* [WHAT IS REQUIRED]:
Return each line of the listing below, unchanged, and omit the images.

* [PROVIDED DATA]:
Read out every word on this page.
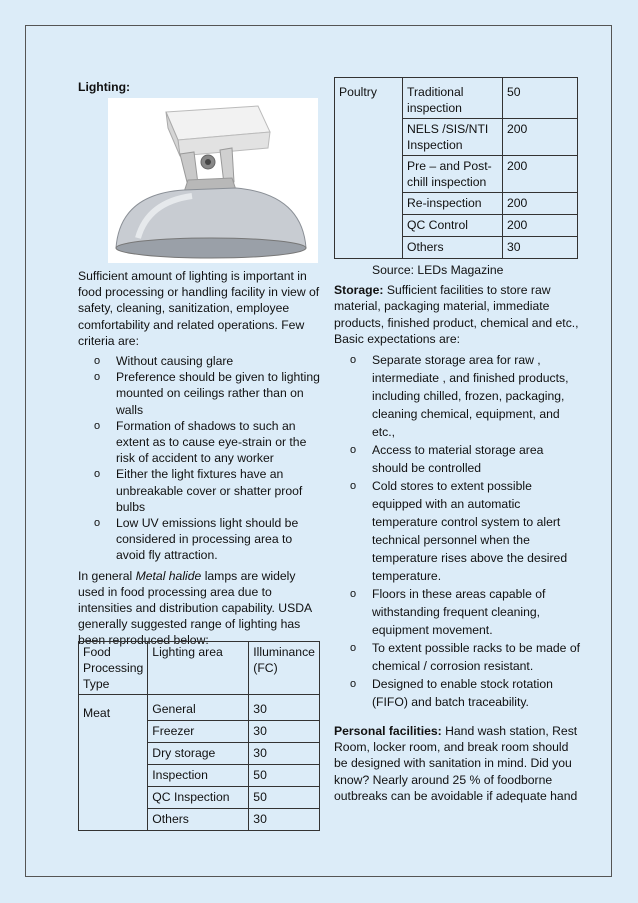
Lighting:

Sufficient amount of lighting is important in food processing or handling facility in view of safety, cleaning, sanitization, employee comfortability and related operations. Few criteria are:

o Without causing glare
o Preference should be given to lighting mounted on ceilings rather than on walls
o Formation of shadows to such an extent as to cause eye-strain or the risk of accident to any worker
o Either the light fixtures have an unbreakable cover or shatter proof bulbs
o Low UV emissions light should be considered in processing area to avoid fly attraction.

In general Metal halide lamps are widely used in food processing area due to intensities and distribution capability. USDA generally suggested range of lighting has been reproduced below:

Food Processing Type	Lighting area	Illuminance (FC)
Meat	General	30
	Freezer	30
	Dry storage	30
	Inspection	50
	QC Inspection	50
	Others	30
Poultry	Traditional inspection	50
	NELS /SIS/NTI Inspection	200
	Pre – and Post-chill inspection	200
	Re-inspection	200
	QC Control	200
	Others	30

Source: LEDs Magazine

Storage: Sufficient facilities to store raw material, packaging material, immediate products, finished product, chemical and etc., Basic expectations are:

o Separate storage area for raw , intermediate , and finished products, including chilled, frozen, packaging, cleaning chemical, equipment, and etc.,
o Access to material storage area should be controlled
o Cold stores to extent possible equipped with an automatic temperature control system to alert technical personnel when the temperature rises above the desired temperature.
o Floors in these areas capable of withstanding frequent cleaning, equipment movement.
o To extent possible racks to be made of chemical / corrosion resistant.
o Designed to enable stock rotation (FIFO) and batch traceability.

Personal facilities: Hand wash station, Rest Room, locker room, and break room should be designed with sanitation in mind. Did you know? Nearly around 25 % of foodborne outbreaks can be avoidable if adequate hand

* [OUTPUT FOR THIS EXERCISE]:
Read out every word on this page.
Lighting:

Sufficient amount of lighting is important in food processing or handling facility in view of safety, cleaning, sanitization, employee comfortability and related operations. Few criteria are:

o Without causing glare
o Preference should be given to lighting mounted on ceilings rather than on walls
o Formation of shadows to such an extent as to cause eye-strain or the risk of accident to any worker
o Either the light fixtures have an unbreakable cover or shatter proof bulbs
o Low UV emissions light should be considered in processing area to avoid fly attraction.

In general Metal halide lamps are widely used in food processing area due to intensities and distribution capability. USDA generally suggested range of lighting has been reproduced below:

Food Processing Type	Lighting area	Illuminance (FC)
Meat	General	30
	Freezer	30
	Dry storage	30
	Inspection	50
	QC Inspection	50
	Others	30
Poultry	Traditional inspection	50
	NELS /SIS/NTI Inspection	200
	Pre – and Post-chill inspection	200
	Re-inspection	200
	QC Control	200
	Others	30

Source: LEDs Magazine

Storage: Sufficient facilities to store raw material, packaging material, immediate products, finished product, chemical and etc., Basic expectations are:

o Separate storage area for raw , intermediate , and finished products, including chilled, frozen, packaging, cleaning chemical, equipment, and etc.,
o Access to material storage area should be controlled
o Cold stores to extent possible equipped with an automatic temperature control system to alert technical personnel when the temperature rises above the desired temperature.
o Floors in these areas capable of withstanding frequent cleaning, equipment movement.
o To extent possible racks to be made of chemical / corrosion resistant.
o Designed to enable stock rotation (FIFO) and batch traceability.

Personal facilities: Hand wash station, Rest Room, locker room, and break room should be designed with sanitation in mind. Did you know? Nearly around 25 % of foodborne outbreaks can be avoidable if adequate hand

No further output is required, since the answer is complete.